:: Extracted information ::

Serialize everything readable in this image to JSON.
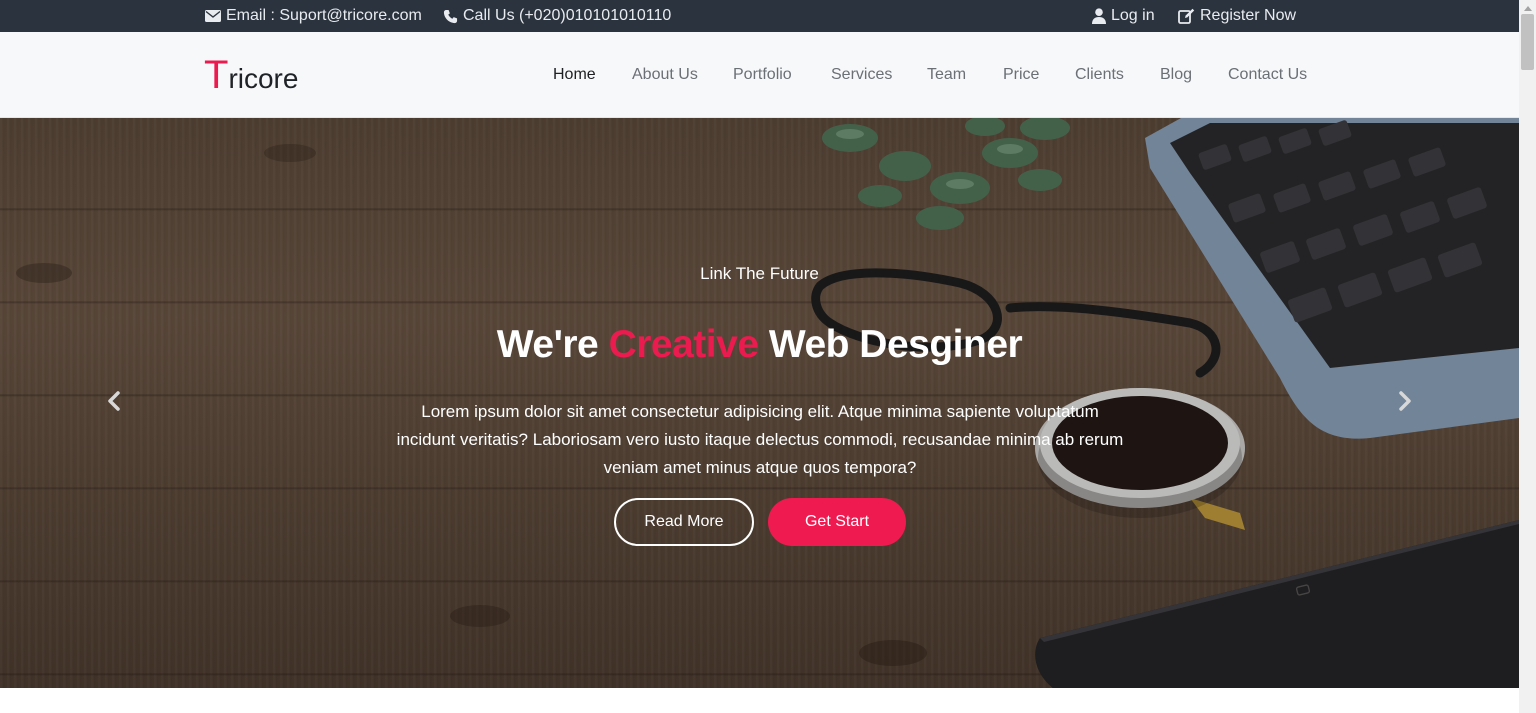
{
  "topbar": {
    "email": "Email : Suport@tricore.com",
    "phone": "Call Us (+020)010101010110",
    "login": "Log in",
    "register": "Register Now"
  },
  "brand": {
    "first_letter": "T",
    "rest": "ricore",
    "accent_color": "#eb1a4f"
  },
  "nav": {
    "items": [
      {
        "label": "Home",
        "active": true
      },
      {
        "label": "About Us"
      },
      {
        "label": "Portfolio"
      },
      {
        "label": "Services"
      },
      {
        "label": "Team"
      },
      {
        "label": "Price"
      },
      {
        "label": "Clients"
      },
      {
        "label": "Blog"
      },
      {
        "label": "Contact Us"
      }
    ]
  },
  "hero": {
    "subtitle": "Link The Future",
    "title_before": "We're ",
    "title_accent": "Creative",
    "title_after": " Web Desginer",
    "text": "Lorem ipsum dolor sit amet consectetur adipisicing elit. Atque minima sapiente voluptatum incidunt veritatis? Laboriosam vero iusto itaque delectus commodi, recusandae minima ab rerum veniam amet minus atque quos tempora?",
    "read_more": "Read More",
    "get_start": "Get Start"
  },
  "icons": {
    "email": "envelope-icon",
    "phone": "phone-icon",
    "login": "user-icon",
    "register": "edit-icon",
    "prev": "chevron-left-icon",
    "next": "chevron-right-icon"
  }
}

:::

* Given exercise *
Print all entries exactly. The images do not belong in the copy.

* Result below *
Serialize everything readable in this image to JSON.
{
  "topbar": {
    "email": "Email : Suport@tricore.com",
    "phone": "Call Us (+020)010101010110",
    "login": "Log in",
    "register": "Register Now"
  },
  "brand": {
    "first_letter": "T",
    "rest": "ricore",
    "accent_color": "#eb1a4f"
  },
  "nav": {
    "items": [
      {
        "label": "Home",
        "active": true
      },
      {
        "label": "About Us"
      },
      {
        "label": "Portfolio"
      },
      {
        "label": "Services"
      },
      {
        "label": "Team"
      },
      {
        "label": "Price"
      },
      {
        "label": "Clients"
      },
      {
        "label": "Blog"
      },
      {
        "label": "Contact Us"
      }
    ]
  },
  "hero": {
    "subtitle": "Link The Future",
    "title_before": "We're ",
    "title_accent": "Creative",
    "title_after": " Web Desginer",
    "text": "Lorem ipsum dolor sit amet consectetur adipisicing elit. Atque minima sapiente voluptatum incidunt veritatis? Laboriosam vero iusto itaque delectus commodi, recusandae minima ab rerum veniam amet minus atque quos tempora?",
    "read_more": "Read More",
    "get_start": "Get Start"
  },
  "icons": {
    "email": "envelope-icon",
    "phone": "phone-icon",
    "login": "user-icon",
    "register": "edit-icon",
    "prev": "chevron-left-icon",
    "next": "chevron-right-icon"
  }
}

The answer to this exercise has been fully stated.